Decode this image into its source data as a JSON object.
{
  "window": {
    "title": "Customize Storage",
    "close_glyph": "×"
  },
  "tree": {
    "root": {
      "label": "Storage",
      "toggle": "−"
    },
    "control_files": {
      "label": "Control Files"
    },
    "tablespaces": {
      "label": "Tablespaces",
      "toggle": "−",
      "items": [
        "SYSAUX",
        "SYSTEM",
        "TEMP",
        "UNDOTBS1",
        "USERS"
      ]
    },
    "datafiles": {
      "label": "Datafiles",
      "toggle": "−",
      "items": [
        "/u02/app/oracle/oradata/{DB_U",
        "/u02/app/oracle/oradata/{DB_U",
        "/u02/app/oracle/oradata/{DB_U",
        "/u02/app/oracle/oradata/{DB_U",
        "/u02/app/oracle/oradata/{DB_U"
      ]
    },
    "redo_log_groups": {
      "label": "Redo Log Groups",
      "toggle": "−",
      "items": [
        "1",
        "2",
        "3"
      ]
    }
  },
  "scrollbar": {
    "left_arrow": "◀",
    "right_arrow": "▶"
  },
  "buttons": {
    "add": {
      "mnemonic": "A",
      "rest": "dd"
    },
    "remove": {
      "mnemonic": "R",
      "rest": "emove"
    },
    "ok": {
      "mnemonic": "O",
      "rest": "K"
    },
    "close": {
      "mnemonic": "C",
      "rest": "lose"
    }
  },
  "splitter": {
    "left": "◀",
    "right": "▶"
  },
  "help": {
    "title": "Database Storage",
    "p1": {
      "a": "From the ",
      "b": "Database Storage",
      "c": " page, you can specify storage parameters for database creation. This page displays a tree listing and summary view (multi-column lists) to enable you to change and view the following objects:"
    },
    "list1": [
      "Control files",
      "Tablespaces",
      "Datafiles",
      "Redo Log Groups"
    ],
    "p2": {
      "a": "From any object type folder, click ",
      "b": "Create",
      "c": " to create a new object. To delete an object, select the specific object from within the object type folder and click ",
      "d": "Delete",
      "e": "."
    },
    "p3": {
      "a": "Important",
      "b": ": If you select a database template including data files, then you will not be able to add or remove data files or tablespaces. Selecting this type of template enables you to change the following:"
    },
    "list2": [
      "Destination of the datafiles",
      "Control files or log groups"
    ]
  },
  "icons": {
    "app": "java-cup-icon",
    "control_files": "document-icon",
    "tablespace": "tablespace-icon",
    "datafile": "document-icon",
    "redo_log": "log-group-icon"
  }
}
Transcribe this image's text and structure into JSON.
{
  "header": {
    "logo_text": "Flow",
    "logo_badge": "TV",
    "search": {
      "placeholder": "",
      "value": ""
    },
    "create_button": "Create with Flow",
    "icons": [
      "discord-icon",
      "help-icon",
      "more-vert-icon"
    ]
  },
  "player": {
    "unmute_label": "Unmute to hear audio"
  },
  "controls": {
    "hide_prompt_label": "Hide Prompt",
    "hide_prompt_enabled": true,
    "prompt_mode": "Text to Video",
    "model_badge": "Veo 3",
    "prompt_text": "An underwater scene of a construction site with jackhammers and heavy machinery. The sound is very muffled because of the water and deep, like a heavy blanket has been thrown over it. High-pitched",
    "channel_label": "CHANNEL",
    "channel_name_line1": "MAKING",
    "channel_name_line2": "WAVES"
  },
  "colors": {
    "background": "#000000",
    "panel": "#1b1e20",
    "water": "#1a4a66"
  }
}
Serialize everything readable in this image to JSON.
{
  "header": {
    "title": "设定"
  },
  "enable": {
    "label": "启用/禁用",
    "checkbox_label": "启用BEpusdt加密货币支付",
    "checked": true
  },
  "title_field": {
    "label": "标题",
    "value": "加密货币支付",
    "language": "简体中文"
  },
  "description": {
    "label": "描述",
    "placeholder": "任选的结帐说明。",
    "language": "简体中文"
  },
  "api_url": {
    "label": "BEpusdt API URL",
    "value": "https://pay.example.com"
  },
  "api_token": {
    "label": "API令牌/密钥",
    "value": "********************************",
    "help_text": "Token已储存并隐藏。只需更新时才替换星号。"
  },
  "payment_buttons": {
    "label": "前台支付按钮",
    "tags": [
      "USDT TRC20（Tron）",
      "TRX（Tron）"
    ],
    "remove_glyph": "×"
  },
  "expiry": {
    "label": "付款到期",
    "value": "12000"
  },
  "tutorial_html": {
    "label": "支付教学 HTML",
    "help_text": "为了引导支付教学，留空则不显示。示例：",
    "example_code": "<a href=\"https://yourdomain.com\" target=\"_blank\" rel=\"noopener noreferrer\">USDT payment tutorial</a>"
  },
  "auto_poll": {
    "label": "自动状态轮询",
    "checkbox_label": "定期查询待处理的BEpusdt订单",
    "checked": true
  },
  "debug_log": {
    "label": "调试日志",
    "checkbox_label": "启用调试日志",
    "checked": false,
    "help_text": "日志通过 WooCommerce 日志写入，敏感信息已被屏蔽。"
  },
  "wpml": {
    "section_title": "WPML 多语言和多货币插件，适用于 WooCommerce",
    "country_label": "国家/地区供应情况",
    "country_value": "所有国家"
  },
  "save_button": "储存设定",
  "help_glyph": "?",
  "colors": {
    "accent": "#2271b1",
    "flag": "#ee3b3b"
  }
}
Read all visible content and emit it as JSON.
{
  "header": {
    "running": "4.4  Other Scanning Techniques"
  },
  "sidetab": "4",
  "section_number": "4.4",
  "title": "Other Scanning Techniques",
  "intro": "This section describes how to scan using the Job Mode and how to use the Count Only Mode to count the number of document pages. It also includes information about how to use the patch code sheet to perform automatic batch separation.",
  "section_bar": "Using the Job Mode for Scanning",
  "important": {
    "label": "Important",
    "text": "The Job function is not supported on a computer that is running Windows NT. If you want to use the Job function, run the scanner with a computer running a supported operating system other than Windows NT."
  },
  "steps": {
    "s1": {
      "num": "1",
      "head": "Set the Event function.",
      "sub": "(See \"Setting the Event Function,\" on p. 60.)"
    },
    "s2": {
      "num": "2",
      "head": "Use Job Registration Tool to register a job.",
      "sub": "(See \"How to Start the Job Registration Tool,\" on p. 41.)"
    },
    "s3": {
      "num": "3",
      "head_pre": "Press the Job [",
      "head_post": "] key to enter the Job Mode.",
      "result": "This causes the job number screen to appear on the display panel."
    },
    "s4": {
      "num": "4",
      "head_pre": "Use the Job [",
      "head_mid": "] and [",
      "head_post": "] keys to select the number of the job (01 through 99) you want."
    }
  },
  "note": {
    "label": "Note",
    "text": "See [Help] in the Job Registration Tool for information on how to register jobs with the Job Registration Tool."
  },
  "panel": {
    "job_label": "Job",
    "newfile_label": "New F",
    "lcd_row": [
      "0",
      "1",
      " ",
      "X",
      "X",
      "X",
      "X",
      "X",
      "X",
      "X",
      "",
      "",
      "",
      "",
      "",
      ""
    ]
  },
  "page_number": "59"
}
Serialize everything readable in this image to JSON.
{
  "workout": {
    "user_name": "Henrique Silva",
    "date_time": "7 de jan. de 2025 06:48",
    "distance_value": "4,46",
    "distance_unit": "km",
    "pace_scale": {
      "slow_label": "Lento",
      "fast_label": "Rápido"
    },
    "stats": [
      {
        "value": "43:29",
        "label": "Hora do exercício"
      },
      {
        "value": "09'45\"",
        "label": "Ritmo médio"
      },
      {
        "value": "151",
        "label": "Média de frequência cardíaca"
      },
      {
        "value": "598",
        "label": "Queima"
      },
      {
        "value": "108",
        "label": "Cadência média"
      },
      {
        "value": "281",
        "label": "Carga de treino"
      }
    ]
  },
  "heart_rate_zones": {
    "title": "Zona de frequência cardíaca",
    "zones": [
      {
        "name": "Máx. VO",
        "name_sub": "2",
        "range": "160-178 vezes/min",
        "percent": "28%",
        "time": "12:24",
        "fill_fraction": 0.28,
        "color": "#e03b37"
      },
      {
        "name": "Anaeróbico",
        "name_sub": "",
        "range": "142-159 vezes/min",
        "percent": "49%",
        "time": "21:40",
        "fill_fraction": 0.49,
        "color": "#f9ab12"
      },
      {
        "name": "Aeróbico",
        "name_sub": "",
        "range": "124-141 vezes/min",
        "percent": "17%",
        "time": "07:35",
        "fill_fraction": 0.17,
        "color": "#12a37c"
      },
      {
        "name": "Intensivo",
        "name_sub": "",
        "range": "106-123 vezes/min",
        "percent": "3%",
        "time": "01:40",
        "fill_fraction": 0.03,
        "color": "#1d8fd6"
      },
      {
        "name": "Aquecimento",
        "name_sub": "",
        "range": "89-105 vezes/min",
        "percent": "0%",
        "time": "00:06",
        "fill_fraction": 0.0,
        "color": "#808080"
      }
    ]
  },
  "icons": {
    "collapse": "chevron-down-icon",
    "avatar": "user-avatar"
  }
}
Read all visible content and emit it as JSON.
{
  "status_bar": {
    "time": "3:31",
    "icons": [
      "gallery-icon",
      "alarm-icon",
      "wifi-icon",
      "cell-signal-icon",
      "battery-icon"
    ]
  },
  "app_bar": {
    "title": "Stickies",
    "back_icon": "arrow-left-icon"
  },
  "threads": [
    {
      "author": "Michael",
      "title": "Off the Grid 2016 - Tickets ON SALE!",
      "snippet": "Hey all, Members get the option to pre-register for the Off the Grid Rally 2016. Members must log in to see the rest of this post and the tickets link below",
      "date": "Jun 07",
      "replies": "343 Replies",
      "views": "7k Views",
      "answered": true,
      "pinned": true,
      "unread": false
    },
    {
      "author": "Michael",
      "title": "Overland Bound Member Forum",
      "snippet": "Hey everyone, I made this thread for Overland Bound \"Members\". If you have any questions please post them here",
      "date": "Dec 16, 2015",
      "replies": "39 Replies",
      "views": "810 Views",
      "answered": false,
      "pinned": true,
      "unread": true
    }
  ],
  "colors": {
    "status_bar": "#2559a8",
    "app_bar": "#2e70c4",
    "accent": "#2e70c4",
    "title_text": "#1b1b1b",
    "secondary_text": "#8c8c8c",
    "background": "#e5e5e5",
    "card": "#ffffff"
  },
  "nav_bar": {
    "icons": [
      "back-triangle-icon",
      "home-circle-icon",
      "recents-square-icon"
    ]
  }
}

====

> [What the task asks] All lines in the data that contain the word "tree" should be copied.

> [Output for this exercise]
  "tree": {
      "c": " page, you can specify storage parameters for database creation. This page displays a tree listing and summary view (multi-column lists) to enable you to change and view the following objects:"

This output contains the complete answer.